- _Work to be completed_: Find the lines that contain the word "квартал" and copy each one.
─── Extracted material
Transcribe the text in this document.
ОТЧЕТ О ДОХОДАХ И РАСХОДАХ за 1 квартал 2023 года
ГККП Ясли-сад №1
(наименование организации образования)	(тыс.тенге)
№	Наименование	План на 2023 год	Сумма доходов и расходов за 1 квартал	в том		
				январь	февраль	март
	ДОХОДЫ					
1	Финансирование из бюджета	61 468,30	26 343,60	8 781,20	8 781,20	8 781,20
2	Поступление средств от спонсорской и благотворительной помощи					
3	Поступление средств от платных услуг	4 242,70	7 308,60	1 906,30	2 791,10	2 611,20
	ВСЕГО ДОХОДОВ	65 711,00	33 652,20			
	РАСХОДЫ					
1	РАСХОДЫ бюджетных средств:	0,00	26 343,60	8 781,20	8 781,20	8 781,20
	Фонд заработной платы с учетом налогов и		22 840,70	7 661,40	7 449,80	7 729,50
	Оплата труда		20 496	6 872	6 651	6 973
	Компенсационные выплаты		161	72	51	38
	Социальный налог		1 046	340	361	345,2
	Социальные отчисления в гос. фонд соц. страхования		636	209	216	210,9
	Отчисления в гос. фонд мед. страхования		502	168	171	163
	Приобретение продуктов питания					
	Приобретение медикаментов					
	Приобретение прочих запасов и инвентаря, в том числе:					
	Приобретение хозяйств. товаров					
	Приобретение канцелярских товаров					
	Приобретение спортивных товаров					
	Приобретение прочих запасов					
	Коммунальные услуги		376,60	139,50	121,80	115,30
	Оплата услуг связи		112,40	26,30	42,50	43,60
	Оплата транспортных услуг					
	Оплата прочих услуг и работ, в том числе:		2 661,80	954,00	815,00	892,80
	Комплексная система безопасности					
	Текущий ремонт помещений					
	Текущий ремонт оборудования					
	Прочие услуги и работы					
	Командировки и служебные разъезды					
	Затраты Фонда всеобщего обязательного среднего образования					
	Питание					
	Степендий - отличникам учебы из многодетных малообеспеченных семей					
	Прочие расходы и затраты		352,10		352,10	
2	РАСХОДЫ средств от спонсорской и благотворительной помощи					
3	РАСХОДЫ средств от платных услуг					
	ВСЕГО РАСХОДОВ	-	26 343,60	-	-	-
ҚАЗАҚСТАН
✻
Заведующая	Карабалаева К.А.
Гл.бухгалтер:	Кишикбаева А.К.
──────
- _Response to the exercise_:
ОТЧЕТ О ДОХОДАХ И РАСХОДАХ за 1 квартал 2023 года
№	Наименование	План на 2023 год	Сумма доходов и расходов за 1 квартал	в том		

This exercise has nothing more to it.